• CHALLENGE
Filter the records below for the word "국회의원". Copy each line that holds it.

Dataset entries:
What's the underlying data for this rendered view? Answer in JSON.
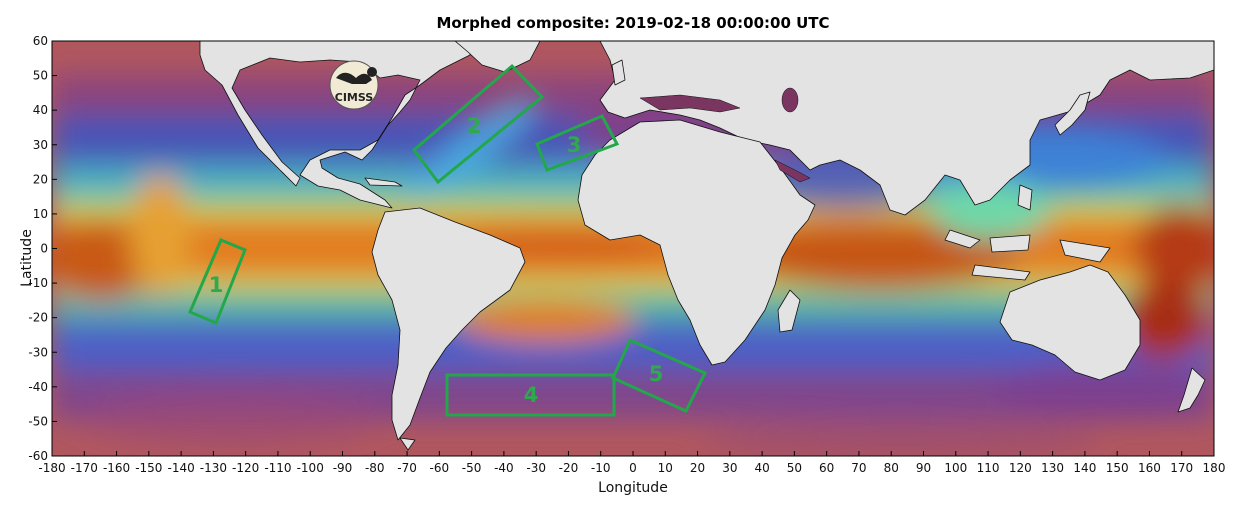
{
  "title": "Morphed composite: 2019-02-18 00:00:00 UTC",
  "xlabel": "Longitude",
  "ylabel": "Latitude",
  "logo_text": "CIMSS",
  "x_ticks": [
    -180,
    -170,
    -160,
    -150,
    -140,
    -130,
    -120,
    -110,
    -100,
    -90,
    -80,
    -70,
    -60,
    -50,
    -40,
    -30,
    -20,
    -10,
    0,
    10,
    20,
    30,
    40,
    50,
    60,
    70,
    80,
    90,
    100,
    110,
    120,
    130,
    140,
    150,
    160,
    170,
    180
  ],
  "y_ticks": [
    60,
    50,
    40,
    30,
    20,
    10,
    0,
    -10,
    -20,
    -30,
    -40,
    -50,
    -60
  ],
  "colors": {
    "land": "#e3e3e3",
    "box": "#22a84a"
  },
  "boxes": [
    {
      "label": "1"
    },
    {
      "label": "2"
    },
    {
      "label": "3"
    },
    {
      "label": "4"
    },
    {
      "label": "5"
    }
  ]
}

---

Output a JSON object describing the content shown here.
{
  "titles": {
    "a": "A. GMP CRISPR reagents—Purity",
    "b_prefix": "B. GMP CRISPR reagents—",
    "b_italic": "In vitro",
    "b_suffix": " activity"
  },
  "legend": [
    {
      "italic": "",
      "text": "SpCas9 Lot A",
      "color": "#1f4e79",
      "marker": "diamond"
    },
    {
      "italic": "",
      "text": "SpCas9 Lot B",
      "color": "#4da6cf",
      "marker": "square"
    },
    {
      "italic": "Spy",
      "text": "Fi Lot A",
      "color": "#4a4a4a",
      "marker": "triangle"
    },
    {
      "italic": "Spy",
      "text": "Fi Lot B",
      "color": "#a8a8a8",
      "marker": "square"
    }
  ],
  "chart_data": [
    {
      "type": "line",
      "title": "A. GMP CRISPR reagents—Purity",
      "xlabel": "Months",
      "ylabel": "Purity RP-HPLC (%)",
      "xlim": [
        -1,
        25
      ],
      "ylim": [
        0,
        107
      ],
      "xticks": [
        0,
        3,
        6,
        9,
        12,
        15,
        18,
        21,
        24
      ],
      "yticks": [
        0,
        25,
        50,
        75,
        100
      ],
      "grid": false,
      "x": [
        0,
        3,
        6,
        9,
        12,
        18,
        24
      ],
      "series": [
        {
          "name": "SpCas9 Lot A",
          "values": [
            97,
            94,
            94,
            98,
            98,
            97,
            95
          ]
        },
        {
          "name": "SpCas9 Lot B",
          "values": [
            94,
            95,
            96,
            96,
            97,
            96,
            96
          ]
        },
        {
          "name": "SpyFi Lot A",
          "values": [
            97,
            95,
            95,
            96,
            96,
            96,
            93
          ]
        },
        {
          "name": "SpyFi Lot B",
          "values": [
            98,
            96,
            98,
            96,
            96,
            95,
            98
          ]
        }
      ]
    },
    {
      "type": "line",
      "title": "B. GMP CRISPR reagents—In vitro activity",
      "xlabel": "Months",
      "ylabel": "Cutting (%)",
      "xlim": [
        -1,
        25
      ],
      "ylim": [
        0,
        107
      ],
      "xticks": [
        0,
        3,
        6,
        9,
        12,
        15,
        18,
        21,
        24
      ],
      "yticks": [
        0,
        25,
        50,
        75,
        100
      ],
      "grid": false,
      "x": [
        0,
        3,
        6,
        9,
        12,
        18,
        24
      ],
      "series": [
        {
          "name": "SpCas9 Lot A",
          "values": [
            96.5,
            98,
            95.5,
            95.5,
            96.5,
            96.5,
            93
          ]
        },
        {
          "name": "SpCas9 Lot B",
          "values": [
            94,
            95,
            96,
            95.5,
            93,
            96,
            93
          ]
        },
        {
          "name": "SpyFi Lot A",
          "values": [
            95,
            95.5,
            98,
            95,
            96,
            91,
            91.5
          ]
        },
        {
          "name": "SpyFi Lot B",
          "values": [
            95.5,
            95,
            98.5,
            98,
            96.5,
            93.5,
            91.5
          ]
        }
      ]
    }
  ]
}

---

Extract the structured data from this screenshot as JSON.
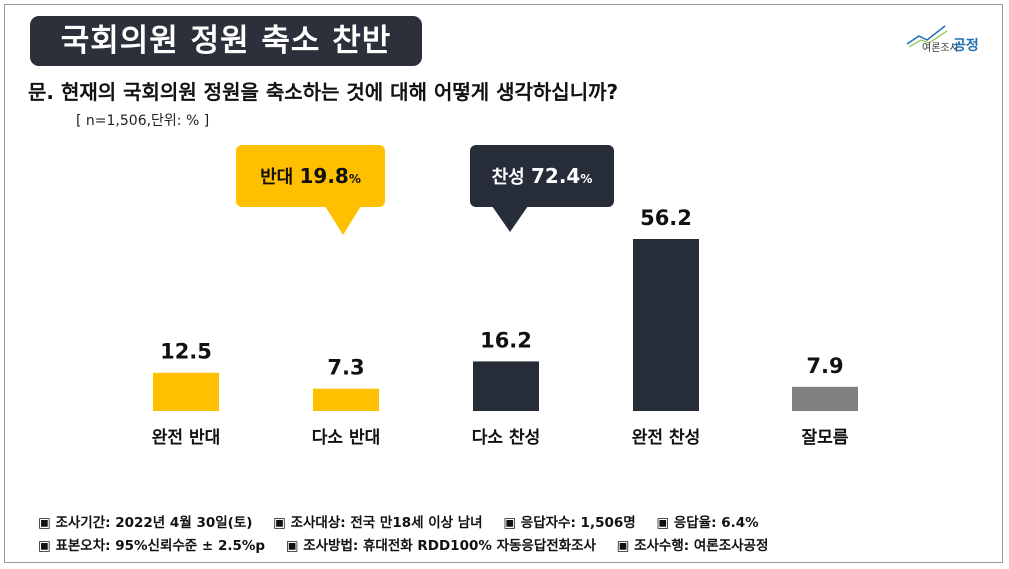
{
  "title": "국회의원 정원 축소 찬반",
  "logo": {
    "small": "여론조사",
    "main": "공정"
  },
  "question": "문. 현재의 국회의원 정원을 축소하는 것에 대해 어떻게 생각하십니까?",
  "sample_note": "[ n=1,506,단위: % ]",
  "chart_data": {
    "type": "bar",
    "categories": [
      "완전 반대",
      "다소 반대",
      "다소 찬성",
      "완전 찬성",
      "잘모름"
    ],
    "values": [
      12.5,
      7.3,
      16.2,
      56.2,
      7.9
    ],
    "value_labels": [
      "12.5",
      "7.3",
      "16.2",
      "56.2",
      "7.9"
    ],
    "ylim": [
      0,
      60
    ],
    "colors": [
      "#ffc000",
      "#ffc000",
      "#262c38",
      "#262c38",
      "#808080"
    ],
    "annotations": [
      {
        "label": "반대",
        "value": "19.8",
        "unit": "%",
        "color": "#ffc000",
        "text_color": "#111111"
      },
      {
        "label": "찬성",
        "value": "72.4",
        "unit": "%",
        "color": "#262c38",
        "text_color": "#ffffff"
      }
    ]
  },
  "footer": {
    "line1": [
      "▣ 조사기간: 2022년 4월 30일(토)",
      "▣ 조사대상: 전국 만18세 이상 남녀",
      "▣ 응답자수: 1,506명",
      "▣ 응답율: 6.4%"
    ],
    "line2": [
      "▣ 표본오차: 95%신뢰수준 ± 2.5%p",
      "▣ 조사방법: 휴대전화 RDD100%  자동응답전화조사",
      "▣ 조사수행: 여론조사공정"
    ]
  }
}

• SOLUTION TO THIS EXERCISE
  "title": "국회의원 정원 축소 찬반",
  "question": "문. 현재의 국회의원 정원을 축소하는 것에 대해 어떻게 생각하십니까?",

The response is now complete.